# INFORMATION SHOWN
....

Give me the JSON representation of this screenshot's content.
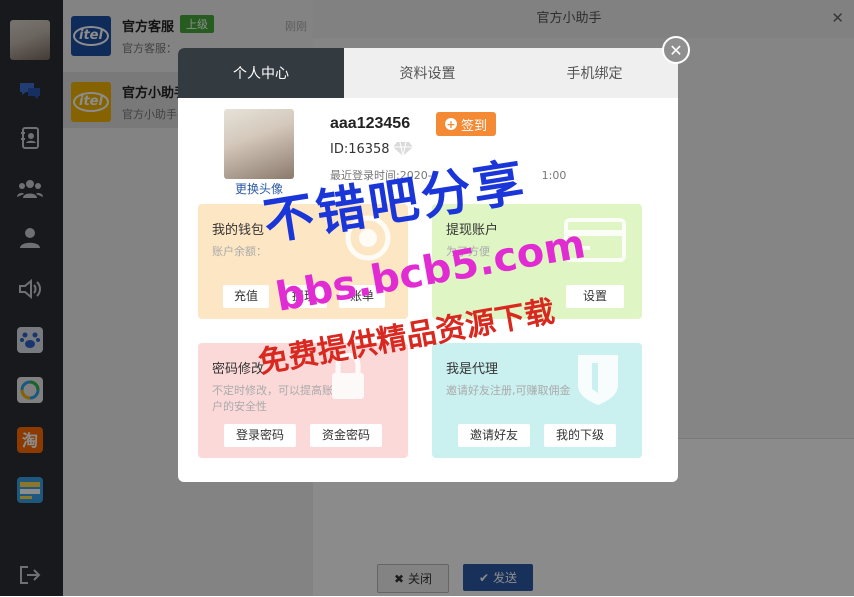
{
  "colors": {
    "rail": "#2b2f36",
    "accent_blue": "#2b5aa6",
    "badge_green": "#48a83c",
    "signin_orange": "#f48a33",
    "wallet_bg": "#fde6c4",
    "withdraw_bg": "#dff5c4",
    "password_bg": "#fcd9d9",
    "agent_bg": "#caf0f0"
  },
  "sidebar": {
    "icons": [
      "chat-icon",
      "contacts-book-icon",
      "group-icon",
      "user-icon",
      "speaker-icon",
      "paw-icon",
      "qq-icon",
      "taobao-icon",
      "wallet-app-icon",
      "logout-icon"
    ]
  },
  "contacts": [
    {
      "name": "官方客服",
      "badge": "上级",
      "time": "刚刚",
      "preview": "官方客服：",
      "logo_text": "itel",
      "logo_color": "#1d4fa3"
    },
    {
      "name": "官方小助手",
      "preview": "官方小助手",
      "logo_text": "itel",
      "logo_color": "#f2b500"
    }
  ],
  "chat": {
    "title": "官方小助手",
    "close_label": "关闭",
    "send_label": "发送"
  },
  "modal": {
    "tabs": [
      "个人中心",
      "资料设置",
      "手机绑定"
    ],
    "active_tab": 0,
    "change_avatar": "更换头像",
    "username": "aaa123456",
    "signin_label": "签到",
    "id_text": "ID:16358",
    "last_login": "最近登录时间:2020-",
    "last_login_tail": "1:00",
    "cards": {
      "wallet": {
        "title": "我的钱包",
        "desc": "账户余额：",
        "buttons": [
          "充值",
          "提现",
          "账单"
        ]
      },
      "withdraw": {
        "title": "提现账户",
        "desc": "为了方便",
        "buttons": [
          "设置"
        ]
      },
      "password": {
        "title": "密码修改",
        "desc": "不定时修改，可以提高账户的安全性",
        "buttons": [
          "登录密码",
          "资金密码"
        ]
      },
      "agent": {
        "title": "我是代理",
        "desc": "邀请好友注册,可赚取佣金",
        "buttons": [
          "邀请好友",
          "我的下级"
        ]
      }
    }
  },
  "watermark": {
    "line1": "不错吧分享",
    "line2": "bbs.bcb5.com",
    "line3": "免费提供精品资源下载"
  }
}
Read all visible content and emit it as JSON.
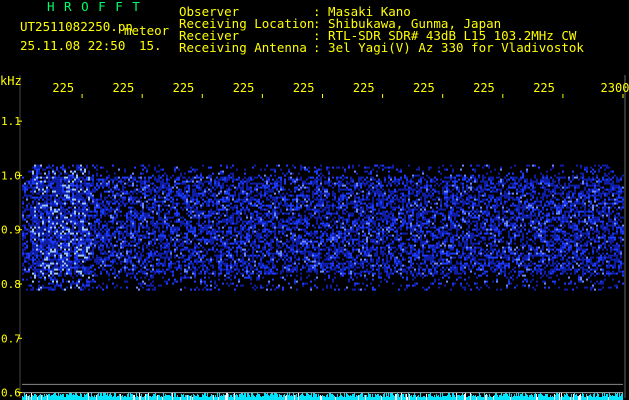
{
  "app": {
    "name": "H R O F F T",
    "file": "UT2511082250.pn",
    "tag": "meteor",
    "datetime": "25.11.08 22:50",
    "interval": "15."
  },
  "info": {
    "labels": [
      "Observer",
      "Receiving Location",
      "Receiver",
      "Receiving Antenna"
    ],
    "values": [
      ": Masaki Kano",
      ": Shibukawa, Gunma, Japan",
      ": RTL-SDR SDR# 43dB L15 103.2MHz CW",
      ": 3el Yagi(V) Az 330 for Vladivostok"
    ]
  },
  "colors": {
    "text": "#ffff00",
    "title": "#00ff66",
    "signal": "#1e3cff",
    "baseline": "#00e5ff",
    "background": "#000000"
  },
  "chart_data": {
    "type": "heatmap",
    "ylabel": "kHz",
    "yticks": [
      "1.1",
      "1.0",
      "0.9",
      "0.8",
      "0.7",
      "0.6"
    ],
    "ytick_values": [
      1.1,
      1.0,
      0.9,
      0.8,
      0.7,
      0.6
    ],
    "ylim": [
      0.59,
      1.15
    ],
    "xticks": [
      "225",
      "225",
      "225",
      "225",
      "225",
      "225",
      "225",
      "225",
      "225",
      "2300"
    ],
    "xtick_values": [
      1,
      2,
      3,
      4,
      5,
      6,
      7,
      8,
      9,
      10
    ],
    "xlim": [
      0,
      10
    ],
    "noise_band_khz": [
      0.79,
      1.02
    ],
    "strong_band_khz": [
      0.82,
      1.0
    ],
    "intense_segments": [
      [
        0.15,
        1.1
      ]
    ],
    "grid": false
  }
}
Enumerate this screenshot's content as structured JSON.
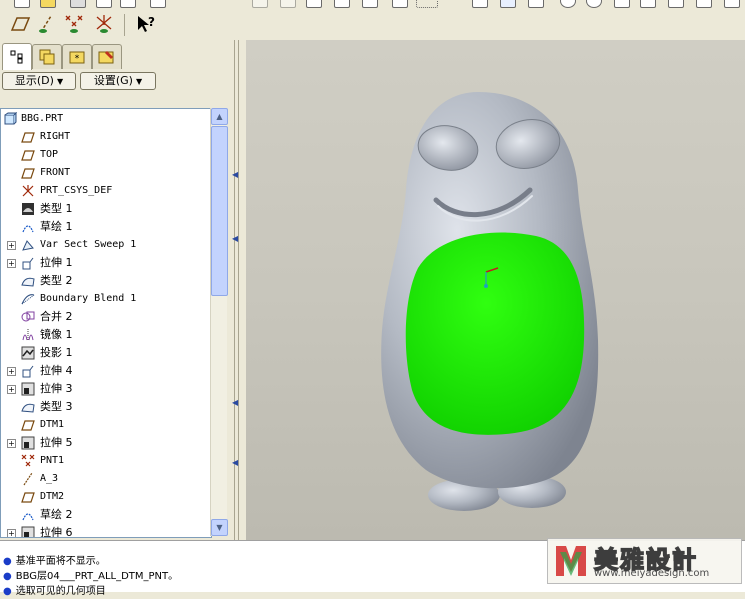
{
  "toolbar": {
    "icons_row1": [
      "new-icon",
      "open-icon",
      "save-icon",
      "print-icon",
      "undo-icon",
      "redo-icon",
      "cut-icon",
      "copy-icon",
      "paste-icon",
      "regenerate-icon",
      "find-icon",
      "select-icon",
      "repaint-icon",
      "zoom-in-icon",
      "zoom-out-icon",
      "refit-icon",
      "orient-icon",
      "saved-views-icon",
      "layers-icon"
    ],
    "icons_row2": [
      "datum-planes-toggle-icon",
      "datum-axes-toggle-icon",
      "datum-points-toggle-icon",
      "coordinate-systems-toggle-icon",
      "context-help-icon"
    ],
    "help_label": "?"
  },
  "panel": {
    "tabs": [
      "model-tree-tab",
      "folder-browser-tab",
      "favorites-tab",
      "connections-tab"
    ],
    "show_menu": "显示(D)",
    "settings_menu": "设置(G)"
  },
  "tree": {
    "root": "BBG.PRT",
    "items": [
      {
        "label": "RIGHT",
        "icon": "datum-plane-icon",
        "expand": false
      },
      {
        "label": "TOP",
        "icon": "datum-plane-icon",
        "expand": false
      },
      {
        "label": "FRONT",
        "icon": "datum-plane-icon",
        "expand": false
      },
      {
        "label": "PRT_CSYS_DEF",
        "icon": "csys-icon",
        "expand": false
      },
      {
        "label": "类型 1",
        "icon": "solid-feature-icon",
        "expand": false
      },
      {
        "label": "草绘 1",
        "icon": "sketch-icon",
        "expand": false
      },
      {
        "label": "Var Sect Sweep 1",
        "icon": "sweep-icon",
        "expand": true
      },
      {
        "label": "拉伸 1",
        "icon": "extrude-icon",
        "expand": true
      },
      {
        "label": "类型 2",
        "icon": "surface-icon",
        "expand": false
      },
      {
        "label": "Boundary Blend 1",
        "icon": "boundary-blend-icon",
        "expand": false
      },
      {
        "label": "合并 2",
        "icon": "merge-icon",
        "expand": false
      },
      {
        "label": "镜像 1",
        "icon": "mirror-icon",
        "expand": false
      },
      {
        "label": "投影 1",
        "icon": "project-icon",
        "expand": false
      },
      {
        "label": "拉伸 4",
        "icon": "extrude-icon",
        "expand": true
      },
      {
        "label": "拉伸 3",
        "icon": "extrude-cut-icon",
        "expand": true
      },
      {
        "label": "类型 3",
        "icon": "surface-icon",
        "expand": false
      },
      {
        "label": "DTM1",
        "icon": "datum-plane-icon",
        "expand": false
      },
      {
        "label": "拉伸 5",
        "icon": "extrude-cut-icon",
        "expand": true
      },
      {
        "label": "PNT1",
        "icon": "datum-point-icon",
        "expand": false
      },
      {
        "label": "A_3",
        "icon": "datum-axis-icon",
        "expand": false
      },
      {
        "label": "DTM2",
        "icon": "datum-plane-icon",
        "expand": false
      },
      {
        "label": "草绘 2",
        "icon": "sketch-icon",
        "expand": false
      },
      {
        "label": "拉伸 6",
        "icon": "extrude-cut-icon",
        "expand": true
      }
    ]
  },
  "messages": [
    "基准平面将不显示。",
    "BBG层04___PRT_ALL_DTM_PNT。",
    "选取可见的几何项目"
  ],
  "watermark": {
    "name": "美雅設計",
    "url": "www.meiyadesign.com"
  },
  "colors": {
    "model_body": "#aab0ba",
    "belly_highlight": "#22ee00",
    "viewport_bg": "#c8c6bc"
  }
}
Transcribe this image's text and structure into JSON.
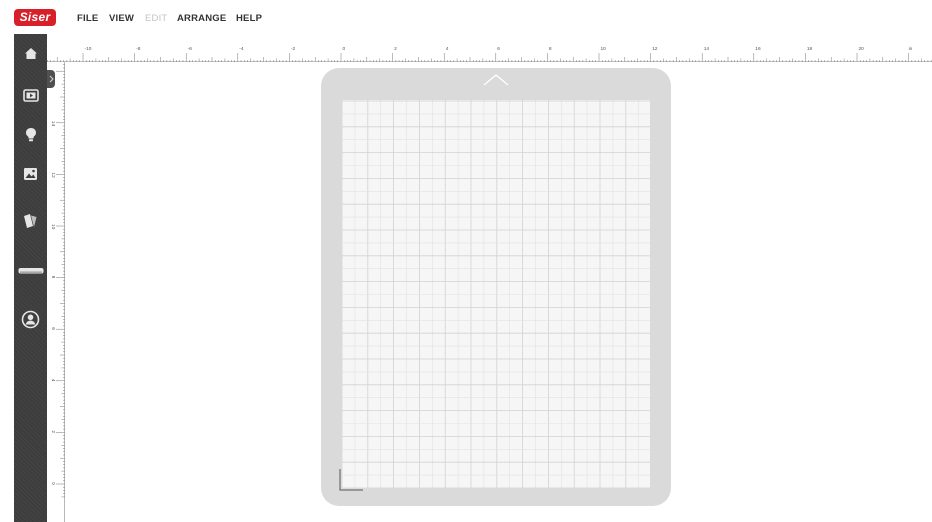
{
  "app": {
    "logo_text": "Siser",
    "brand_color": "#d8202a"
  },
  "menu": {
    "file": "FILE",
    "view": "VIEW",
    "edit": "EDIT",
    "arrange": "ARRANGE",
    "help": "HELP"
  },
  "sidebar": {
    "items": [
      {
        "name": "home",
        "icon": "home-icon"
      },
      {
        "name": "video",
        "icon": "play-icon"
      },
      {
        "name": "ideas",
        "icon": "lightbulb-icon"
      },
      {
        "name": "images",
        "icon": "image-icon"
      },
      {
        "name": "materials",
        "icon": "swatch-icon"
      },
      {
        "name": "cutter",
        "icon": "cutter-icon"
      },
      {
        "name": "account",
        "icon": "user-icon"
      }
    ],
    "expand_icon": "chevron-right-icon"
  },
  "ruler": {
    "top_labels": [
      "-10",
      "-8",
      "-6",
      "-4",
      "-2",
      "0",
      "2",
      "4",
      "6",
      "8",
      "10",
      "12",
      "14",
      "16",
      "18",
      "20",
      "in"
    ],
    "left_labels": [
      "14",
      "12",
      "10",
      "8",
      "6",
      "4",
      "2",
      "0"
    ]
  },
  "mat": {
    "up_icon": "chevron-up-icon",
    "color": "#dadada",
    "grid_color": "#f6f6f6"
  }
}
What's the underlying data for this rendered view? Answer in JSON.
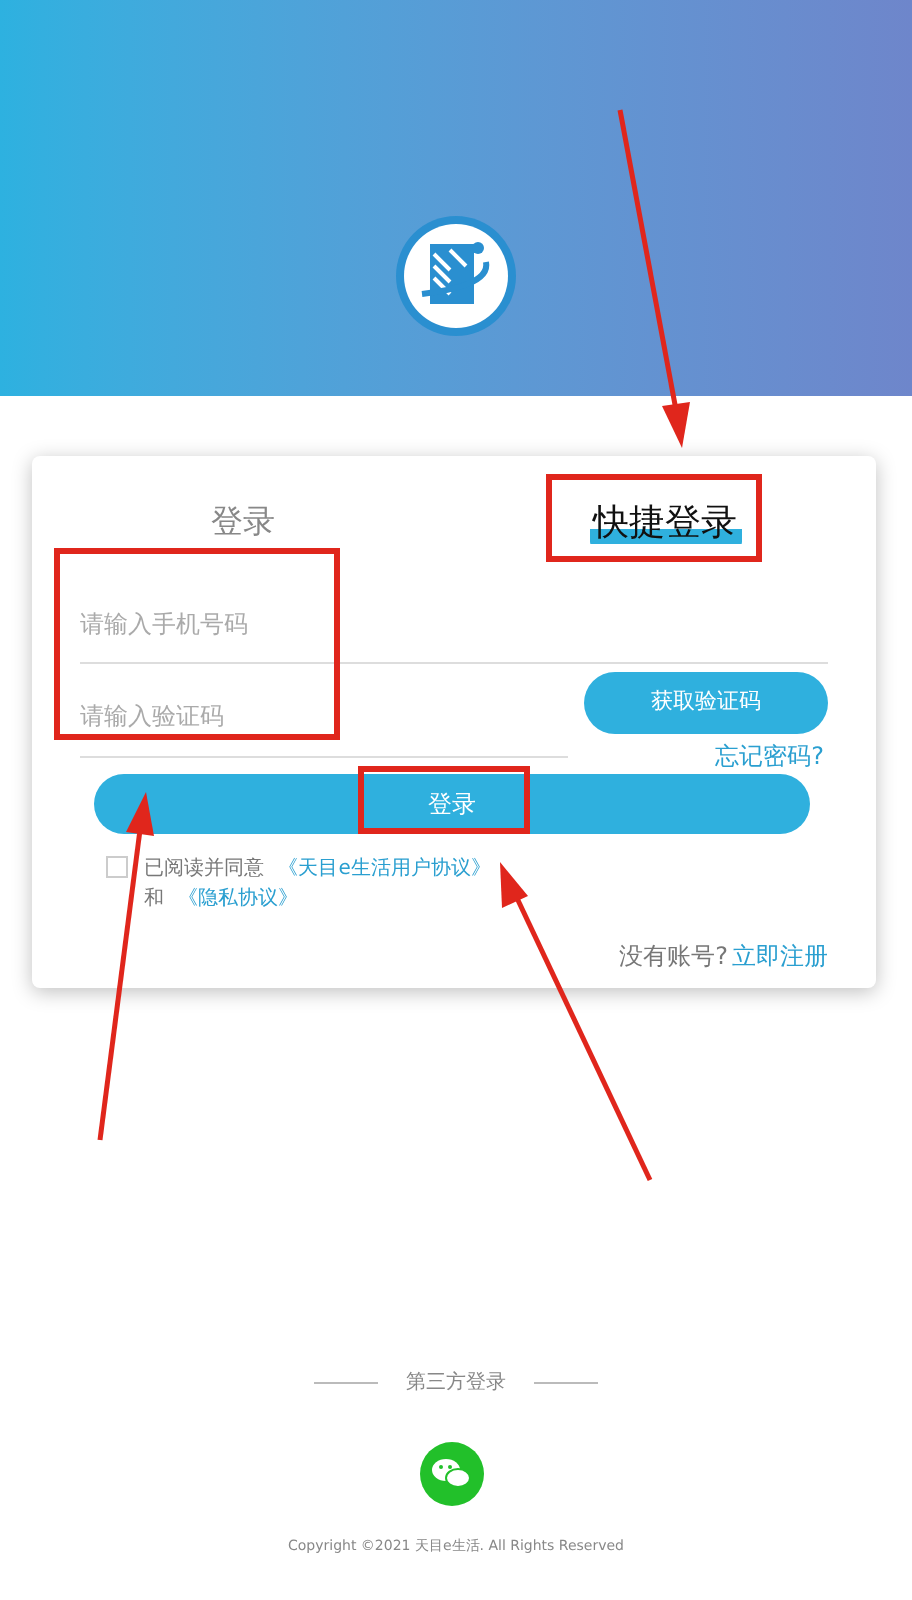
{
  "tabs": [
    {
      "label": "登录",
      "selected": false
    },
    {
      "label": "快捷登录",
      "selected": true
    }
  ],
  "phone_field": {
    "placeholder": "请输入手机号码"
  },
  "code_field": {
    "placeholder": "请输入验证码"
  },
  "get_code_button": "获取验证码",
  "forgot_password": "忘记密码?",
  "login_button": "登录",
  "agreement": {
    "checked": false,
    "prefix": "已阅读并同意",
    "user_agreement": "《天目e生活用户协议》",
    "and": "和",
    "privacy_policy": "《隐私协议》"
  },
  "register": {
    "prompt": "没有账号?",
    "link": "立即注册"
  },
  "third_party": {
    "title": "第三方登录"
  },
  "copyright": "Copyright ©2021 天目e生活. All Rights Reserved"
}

....

# PROBLEM
Look through the listing above. Pick out each line with "placeholder" and copy it.

# SOLUTION
    "placeholder": "请输入手机号码"
    "placeholder": "请输入验证码"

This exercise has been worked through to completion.